> _What the task asks_: Find the lines of data that contain the string "title", then list them.

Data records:

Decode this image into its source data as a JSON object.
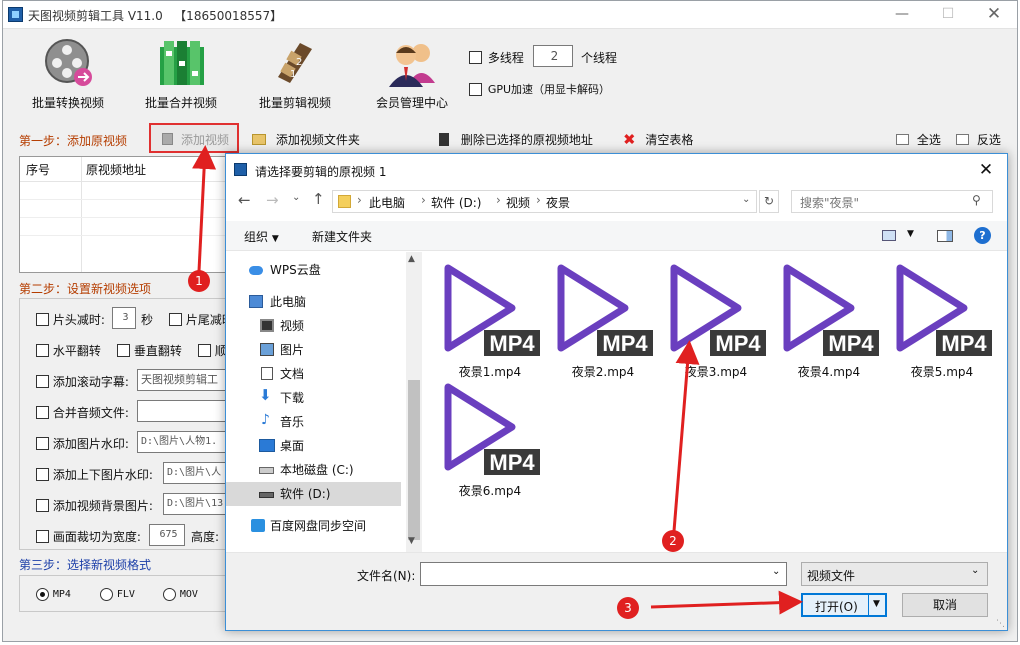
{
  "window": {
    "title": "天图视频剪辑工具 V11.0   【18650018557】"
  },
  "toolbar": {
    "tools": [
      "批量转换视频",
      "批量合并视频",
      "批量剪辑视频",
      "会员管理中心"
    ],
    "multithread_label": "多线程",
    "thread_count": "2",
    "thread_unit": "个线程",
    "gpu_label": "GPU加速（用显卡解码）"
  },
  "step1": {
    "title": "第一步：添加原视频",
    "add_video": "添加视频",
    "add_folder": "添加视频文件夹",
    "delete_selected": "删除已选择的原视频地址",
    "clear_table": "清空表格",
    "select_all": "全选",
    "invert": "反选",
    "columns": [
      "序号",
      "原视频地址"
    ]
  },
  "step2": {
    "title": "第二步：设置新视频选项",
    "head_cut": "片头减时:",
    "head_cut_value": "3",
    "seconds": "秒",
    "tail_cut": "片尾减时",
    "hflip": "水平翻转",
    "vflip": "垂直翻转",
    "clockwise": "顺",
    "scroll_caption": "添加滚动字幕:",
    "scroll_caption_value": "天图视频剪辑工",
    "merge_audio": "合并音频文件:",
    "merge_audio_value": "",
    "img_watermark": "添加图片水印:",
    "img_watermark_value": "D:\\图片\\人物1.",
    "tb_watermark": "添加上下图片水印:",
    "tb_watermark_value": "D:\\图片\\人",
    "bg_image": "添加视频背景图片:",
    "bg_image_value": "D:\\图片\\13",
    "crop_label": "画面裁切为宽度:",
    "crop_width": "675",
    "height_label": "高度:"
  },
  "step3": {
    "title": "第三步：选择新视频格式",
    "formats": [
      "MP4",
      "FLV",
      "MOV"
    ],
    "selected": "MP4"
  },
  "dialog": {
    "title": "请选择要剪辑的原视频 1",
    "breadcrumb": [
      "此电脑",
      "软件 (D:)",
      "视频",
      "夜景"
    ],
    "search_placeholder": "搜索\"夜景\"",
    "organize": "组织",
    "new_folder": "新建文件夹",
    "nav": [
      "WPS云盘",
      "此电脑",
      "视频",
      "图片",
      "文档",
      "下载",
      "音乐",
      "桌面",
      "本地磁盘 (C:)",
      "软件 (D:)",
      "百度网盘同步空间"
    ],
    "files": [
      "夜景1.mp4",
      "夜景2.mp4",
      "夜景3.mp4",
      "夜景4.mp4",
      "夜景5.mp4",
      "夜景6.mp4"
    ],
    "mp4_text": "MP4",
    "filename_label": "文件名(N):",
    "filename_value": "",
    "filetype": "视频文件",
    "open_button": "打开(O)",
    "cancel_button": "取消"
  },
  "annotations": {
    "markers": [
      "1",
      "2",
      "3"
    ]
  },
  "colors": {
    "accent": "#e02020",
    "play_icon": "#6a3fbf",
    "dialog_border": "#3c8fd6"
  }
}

--

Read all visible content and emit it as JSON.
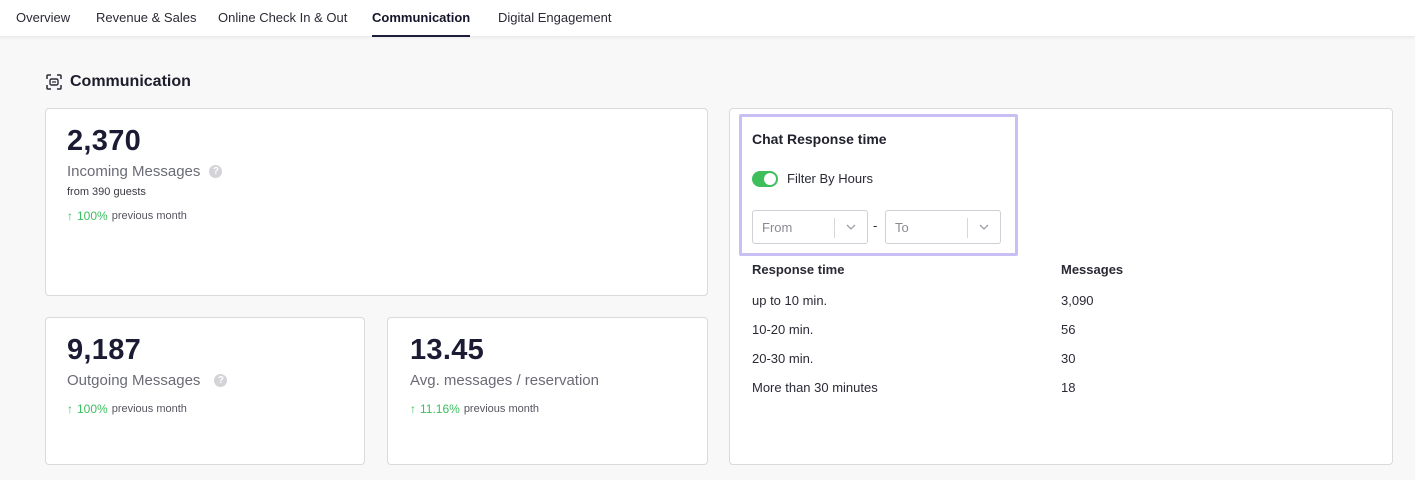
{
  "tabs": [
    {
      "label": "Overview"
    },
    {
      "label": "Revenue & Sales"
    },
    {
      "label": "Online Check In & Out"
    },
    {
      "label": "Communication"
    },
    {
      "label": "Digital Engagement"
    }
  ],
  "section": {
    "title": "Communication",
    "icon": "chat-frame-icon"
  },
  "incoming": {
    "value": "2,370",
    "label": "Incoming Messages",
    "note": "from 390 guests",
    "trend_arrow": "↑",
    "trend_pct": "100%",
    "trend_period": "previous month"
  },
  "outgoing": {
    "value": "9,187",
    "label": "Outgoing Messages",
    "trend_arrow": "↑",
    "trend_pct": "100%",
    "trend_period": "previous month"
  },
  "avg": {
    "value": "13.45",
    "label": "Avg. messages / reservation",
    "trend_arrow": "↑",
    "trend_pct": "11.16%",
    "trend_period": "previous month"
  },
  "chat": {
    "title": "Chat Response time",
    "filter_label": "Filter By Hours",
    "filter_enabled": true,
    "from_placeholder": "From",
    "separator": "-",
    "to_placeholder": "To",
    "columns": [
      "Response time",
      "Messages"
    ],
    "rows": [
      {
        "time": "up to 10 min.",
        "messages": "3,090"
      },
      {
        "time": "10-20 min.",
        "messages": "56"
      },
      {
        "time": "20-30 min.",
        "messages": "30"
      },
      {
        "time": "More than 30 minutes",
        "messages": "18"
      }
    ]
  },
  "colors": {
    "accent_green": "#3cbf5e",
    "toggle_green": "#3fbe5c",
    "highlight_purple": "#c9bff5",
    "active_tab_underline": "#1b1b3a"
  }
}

> _Output for this task_:
    "title": "天图视频剪辑工具 V11.0   【18650018557】"
    "title": "第一步：添加原视频",
    "title": "第二步：设置新视频选项",
    "title": "第三步：选择新视频格式",
    "title": "请选择要剪辑的原视频 1",
    "title": "Communication",
    "title": "Chat Response time",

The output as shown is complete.